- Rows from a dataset

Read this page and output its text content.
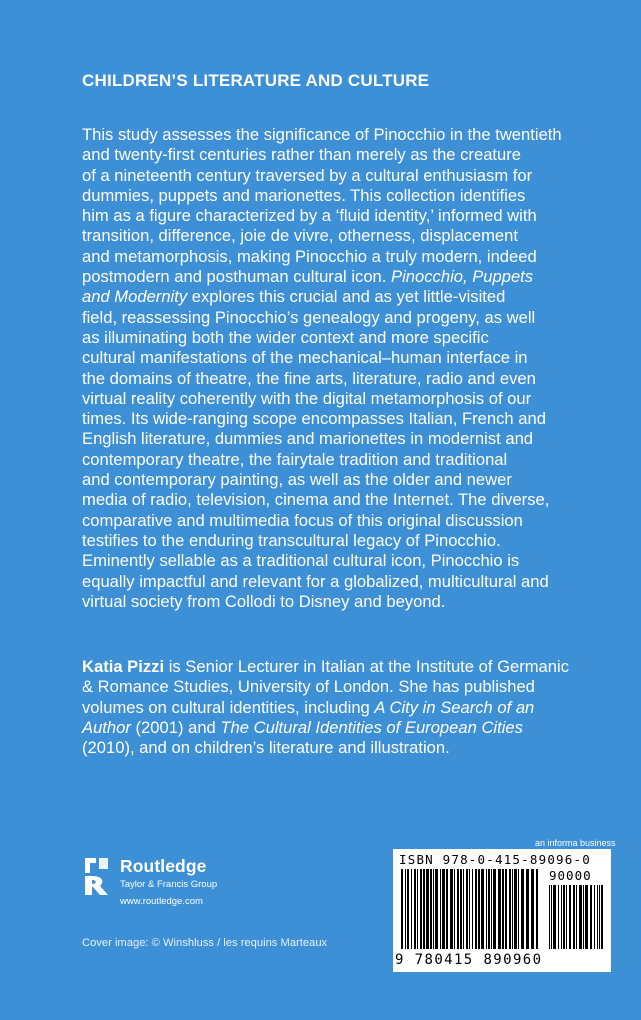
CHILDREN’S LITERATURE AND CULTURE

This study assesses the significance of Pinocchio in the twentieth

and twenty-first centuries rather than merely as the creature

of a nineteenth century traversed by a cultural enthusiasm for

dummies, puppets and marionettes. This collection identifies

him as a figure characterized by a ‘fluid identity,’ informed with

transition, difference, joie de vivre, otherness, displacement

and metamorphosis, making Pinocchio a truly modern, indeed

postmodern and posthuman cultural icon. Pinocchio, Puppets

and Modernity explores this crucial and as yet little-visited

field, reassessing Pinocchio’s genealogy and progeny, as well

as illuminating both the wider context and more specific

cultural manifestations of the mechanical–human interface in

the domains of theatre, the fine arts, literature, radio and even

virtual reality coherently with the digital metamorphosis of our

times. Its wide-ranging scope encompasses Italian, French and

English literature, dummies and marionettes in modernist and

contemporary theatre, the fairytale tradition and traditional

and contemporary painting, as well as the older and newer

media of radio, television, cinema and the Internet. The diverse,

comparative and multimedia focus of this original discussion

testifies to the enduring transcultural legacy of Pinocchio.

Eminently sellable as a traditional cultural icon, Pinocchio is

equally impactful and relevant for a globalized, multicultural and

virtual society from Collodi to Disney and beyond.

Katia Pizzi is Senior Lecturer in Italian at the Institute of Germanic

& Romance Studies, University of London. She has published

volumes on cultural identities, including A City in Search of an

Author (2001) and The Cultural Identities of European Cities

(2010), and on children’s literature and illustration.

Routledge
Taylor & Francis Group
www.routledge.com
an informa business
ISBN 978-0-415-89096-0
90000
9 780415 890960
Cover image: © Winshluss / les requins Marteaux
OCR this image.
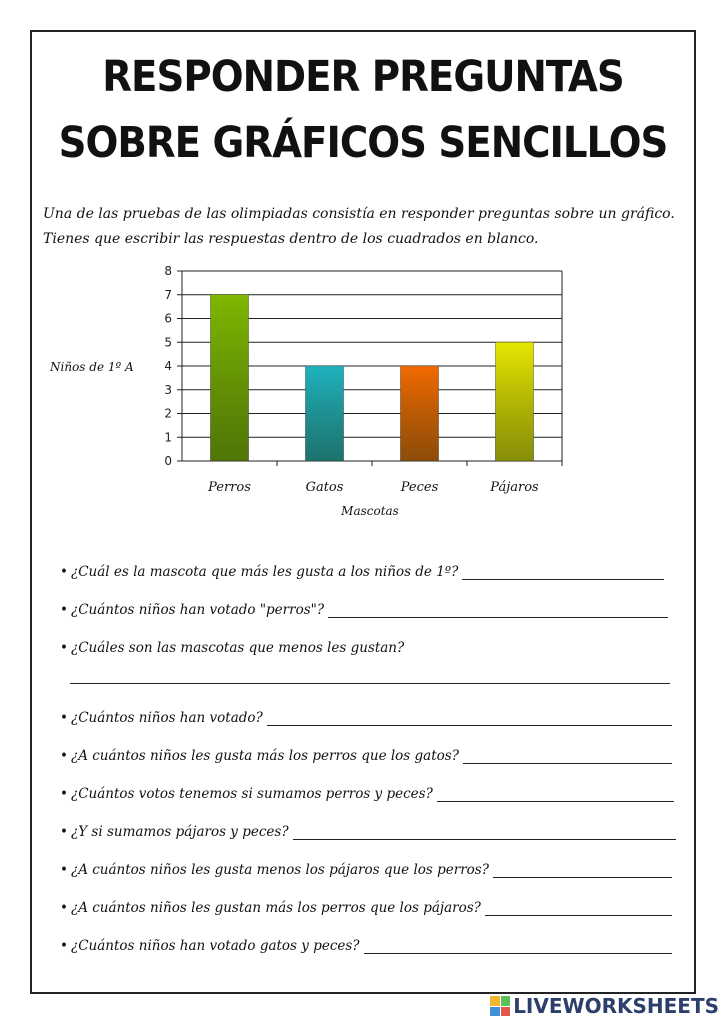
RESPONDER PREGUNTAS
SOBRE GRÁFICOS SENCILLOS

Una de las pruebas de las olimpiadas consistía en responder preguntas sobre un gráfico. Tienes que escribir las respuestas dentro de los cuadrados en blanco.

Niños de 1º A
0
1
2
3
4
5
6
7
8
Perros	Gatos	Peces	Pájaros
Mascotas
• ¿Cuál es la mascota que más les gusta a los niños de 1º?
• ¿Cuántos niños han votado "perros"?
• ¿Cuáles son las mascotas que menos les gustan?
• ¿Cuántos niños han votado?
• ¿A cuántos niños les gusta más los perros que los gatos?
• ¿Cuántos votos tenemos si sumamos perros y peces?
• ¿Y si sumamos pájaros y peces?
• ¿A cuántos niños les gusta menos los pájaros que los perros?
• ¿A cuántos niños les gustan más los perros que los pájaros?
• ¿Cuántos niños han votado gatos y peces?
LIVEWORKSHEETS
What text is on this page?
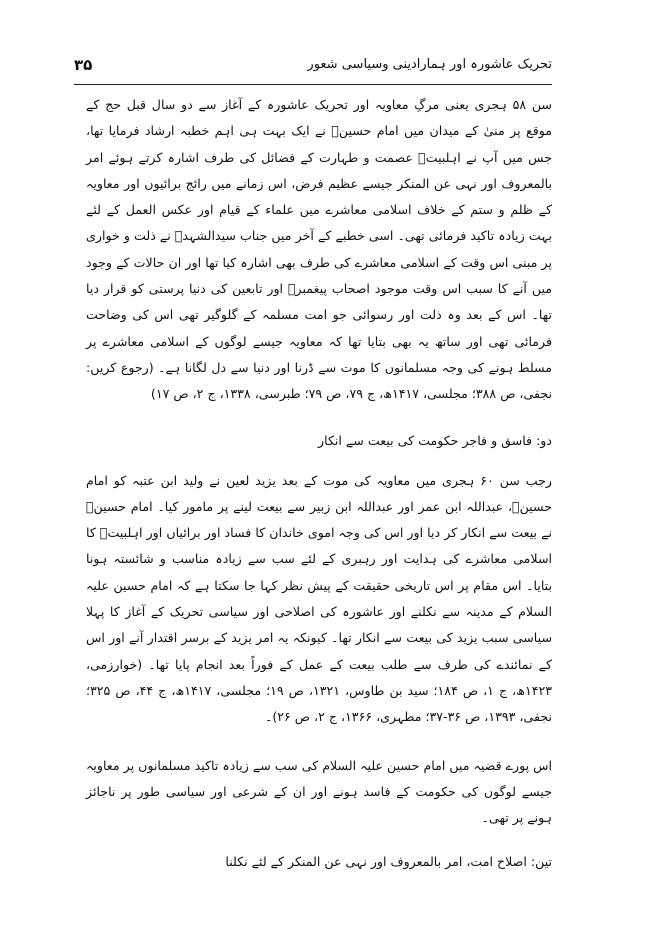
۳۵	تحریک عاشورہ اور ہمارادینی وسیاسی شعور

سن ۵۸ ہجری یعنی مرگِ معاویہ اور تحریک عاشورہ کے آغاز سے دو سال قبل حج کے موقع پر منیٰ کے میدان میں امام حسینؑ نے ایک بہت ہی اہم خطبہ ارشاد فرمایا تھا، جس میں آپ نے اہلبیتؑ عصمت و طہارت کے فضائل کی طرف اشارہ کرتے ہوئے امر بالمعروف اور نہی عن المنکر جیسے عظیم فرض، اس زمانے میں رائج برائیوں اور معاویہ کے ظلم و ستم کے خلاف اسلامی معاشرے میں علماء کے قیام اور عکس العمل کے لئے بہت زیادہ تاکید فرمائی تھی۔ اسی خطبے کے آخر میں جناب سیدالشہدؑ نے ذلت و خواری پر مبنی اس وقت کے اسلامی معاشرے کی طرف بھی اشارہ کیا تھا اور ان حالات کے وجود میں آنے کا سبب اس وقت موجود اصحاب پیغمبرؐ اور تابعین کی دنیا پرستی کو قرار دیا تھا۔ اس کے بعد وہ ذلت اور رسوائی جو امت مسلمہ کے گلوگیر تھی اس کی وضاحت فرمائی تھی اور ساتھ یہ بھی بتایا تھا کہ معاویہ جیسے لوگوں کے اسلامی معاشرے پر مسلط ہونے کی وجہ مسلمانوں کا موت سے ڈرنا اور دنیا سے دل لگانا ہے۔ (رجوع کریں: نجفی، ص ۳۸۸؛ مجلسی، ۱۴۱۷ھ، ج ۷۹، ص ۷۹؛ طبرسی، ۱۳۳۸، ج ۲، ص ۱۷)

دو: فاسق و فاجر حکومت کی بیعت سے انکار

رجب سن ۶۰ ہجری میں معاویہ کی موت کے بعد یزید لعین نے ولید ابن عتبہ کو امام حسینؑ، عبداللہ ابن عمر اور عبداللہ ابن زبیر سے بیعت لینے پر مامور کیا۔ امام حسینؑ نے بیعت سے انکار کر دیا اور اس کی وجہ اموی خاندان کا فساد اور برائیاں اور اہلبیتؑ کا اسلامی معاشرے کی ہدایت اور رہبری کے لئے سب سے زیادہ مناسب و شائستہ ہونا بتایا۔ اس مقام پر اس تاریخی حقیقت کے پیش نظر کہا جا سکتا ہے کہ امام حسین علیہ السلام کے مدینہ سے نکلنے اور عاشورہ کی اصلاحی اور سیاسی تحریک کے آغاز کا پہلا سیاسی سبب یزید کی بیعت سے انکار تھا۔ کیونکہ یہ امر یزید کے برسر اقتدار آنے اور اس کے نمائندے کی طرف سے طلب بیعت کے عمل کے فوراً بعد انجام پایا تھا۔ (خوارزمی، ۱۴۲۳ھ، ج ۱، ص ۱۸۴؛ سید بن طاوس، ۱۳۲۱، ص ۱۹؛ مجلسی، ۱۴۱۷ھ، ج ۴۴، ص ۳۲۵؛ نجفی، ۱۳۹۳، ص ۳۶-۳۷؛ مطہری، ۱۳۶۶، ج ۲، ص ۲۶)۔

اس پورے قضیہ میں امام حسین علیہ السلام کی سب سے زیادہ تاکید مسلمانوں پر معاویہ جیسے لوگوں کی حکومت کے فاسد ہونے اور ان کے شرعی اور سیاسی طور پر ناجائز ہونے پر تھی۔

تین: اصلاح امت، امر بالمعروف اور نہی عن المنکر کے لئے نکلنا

- What to do
Which lines contain "علیہ"? Show each of them.

- Result of the exercise
رجب سن ۶۰ ہجری میں معاویہ کی موت کے بعد یزید لعین نے ولید ابن عتبہ کو امام حسینؑ، عبداللہ ابن عمر اور عبداللہ ابن زبیر سے بیعت لینے پر مامور کیا۔ امام حسینؑ نے بیعت سے انکار کر دیا اور اس کی وجہ اموی خاندان کا فساد اور برائیاں اور اہلبیتؑ کا اسلامی معاشرے کی ہدایت اور رہبری کے لئے سب سے زیادہ مناسب و شائستہ ہونا بتایا۔ اس مقام پر اس تاریخی حقیقت کے پیش نظر کہا جا سکتا ہے کہ امام حسین علیہ السلام کے مدینہ سے نکلنے اور عاشورہ کی اصلاحی اور سیاسی تحریک کے آغاز کا پہلا سیاسی سبب یزید کی بیعت سے انکار تھا۔ کیونکہ یہ امر یزید کے برسر اقتدار آنے اور اس کے نمائندے کی طرف سے طلب بیعت کے عمل کے فوراً بعد انجام پایا تھا۔ (خوارزمی، ۱۴۲۳ھ، ج ۱، ص ۱۸۴؛ سید بن طاوس، ۱۳۲۱، ص ۱۹؛ مجلسی، ۱۴۱۷ھ، ج ۴۴، ص ۳۲۵؛ نجفی، ۱۳۹۳، ص ۳۶-۳۷؛ مطہری، ۱۳۶۶، ج ۲، ص ۲۶)۔
اس پورے قضیہ میں امام حسین علیہ السلام کی سب سے زیادہ تاکید مسلمانوں پر معاویہ جیسے لوگوں کی حکومت کے فاسد ہونے اور ان کے شرعی اور سیاسی طور پر ناجائز ہونے پر تھی۔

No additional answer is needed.